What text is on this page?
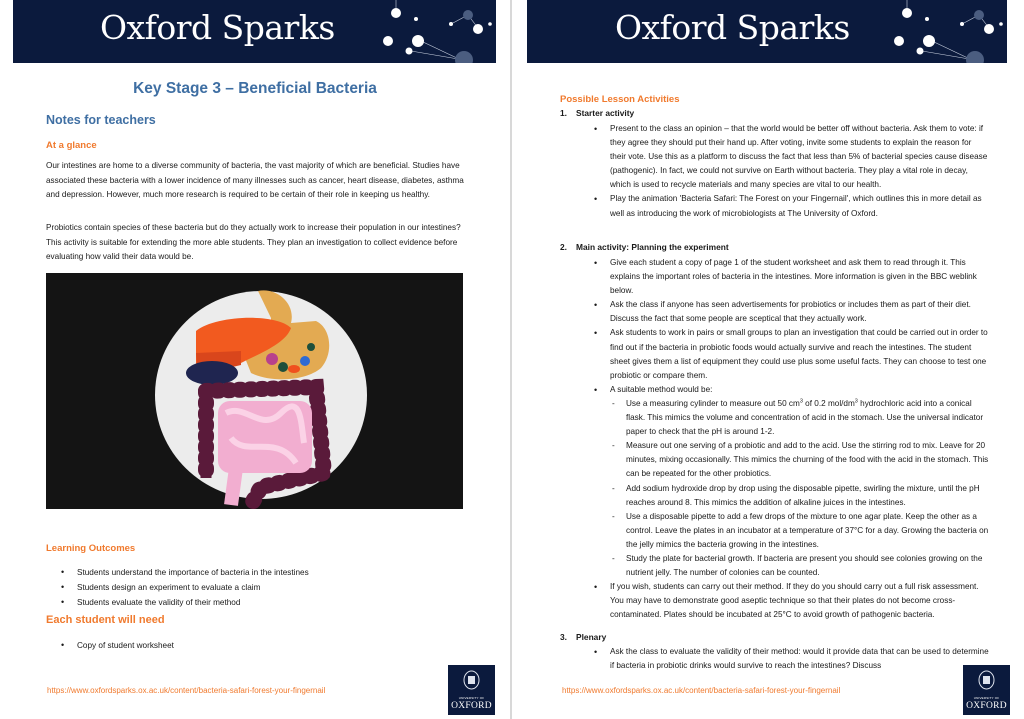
Oxford Sparks
Key Stage 3 – Beneficial Bacteria
Notes for teachers
At a glance
Our intestines are home to a diverse community of bacteria, the vast majority of which are beneficial. Studies have associated these bacteria with a lower incidence of many illnesses such as cancer, heart disease, diabetes, asthma and depression. However, much more research is required to be certain of their role in keeping us healthy.
Probiotics contain species of these bacteria but do they actually work to increase their population in our intestines? This activity is suitable for extending the more able students. They plan an investigation to collect evidence before evaluating how valid their data would be.
Learning Outcomes
• Students understand the importance of bacteria in the intestines
• Students design an experiment to evaluate a claim
• Students evaluate the validity of their method
Each student will need
• Copy of student worksheet
https://www.oxfordsparks.ox.ac.uk/content/bacteria-safari-forest-your-fingernail
UNIVERSITY OF
OXFORD
Oxford Sparks
Possible Lesson Activities
1. Starter activity
• Present to the class an opinion – that the world would be better off without bacteria. Ask them to vote: if they agree they should put their hand up. After voting, invite some students to explain the reason for their vote. Use this as a platform to discuss the fact that less than 5% of bacterial species cause disease (pathogenic). In fact, we could not survive on Earth without bacteria. They play a vital role in decay, which is used to recycle materials and many species are vital to our health.
• Play the animation 'Bacteria Safari: The Forest on your Fingernail', which outlines this in more detail as well as introducing the work of microbiologists at The University of Oxford.
2. Main activity: Planning the experiment
• Give each student a copy of page 1 of the student worksheet and ask them to read through it. This explains the important roles of bacteria in the intestines. More information is given in the BBC weblink below.
• Ask the class if anyone has seen advertisements for probiotics or includes them as part of their diet. Discuss the fact that some people are sceptical that they actually work.
• Ask students to work in pairs or small groups to plan an investigation that could be carried out in order to find out if the bacteria in probiotic foods would actually survive and reach the intestines. The student sheet gives them a list of equipment they could use plus some useful facts. They can choose to test one probiotic or compare them.
• A suitable method would be:
- Use a measuring cylinder to measure out 50 $cm^3$ of 0.2 mol/$dm^3$ hydrochloric acid into a conical flask. This mimics the volume and concentration of acid in the stomach. Use the universal indicator paper to check that the pH is around 1-2.
- Measure out one serving of a probiotic and add to the acid. Use the stirring rod to mix. Leave for 20 minutes, mixing occasionally. This mimics the churning of the food with the acid in the stomach. This can be repeated for the other probiotics.
- Add sodium hydroxide drop by drop using the disposable pipette, swirling the mixture, until the pH reaches around 8. This mimics the addition of alkaline juices in the intestines.
- Use a disposable pipette to add a few drops of the mixture to one agar plate. Keep the other as a control. Leave the plates in an incubator at a temperature of 37°C for a day. Growing the bacteria on the jelly mimics the bacteria growing in the intestines.
- Study the plate for bacterial growth. If bacteria are present you should see colonies growing on the nutrient jelly. The number of colonies can be counted.
• If you wish, students can carry out their method. If they do you should carry out a full risk assessment. You may have to demonstrate good aseptic technique so that their plates do not become cross-contaminated. Plates should be incubated at 25°C to avoid growth of pathogenic bacteria.
3. Plenary
• Ask the class to evaluate the validity of their method: would it provide data that can be used to determine if bacteria in probiotic drinks would survive to reach the intestines? Discuss
https://www.oxfordsparks.ox.ac.uk/content/bacteria-safari-forest-your-fingernail
UNIVERSITY OF
OXFORD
====
Please copy every record above exactly, but leave the pictures out.

◆ Result of the exercise ◆
What text is on this page?
Oxford Sparks
Key Stage 3 – Beneficial Bacteria
Notes for teachers
At a glance
Our intestines are home to a diverse community of bacteria, the vast majority of which are beneficial. Studies have associated these bacteria with a lower incidence of many illnesses such as cancer, heart disease, diabetes, asthma and depression. However, much more research is required to be certain of their role in keeping us healthy.
Probiotics contain species of these bacteria but do they actually work to increase their population in our intestines? This activity is suitable for extending the more able students. They plan an investigation to collect evidence before evaluating how valid their data would be.
Learning Outcomes
• Students understand the importance of bacteria in the intestines
• Students design an experiment to evaluate a claim
• Students evaluate the validity of their method
Each student will need
• Copy of student worksheet
https://www.oxfordsparks.ox.ac.uk/content/bacteria-safari-forest-your-fingernail
UNIVERSITY OF
OXFORD
Oxford Sparks
Possible Lesson Activities
1. Starter activity
• Present to the class an opinion – that the world would be better off without bacteria. Ask them to vote: if they agree they should put their hand up. After voting, invite some students to explain the reason for their vote. Use this as a platform to discuss the fact that less than 5% of bacterial species cause disease (pathogenic). In fact, we could not survive on Earth without bacteria. They play a vital role in decay, which is used to recycle materials and many species are vital to our health.
• Play the animation 'Bacteria Safari: The Forest on your Fingernail', which outlines this in more detail as well as introducing the work of microbiologists at The University of Oxford.
2. Main activity: Planning the experiment
• Give each student a copy of page 1 of the student worksheet and ask them to read through it. This explains the important roles of bacteria in the intestines. More information is given in the BBC weblink below.
• Ask the class if anyone has seen advertisements for probiotics or includes them as part of their diet. Discuss the fact that some people are sceptical that they actually work.
• Ask students to work in pairs or small groups to plan an investigation that could be carried out in order to find out if the bacteria in probiotic foods would actually survive and reach the intestines. The student sheet gives them a list of equipment they could use plus some useful facts. They can choose to test one probiotic or compare them.
• A suitable method would be:
- Use a measuring cylinder to measure out 50 $cm^3$ of 0.2 mol/$dm^3$ hydrochloric acid into a conical flask. This mimics the volume and concentration of acid in the stomach. Use the universal indicator paper to check that the pH is around 1-2.
- Measure out one serving of a probiotic and add to the acid. Use the stirring rod to mix. Leave for 20 minutes, mixing occasionally. This mimics the churning of the food with the acid in the stomach. This can be repeated for the other probiotics.
- Add sodium hydroxide drop by drop using the disposable pipette, swirling the mixture, until the pH reaches around 8. This mimics the addition of alkaline juices in the intestines.
- Use a disposable pipette to add a few drops of the mixture to one agar plate. Keep the other as a control. Leave the plates in an incubator at a temperature of 37°C for a day. Growing the bacteria on the jelly mimics the bacteria growing in the intestines.
- Study the plate for bacterial growth. If bacteria are present you should see colonies growing on the nutrient jelly. The number of colonies can be counted.
• If you wish, students can carry out their method. If they do you should carry out a full risk assessment. You may have to demonstrate good aseptic technique so that their plates do not become cross-contaminated. Plates should be incubated at 25°C to avoid growth of pathogenic bacteria.
3. Plenary
• Ask the class to evaluate the validity of their method: would it provide data that can be used to determine if bacteria in probiotic drinks would survive to reach the intestines? Discuss
https://www.oxfordsparks.ox.ac.uk/content/bacteria-safari-forest-your-fingernail
UNIVERSITY OF
OXFORD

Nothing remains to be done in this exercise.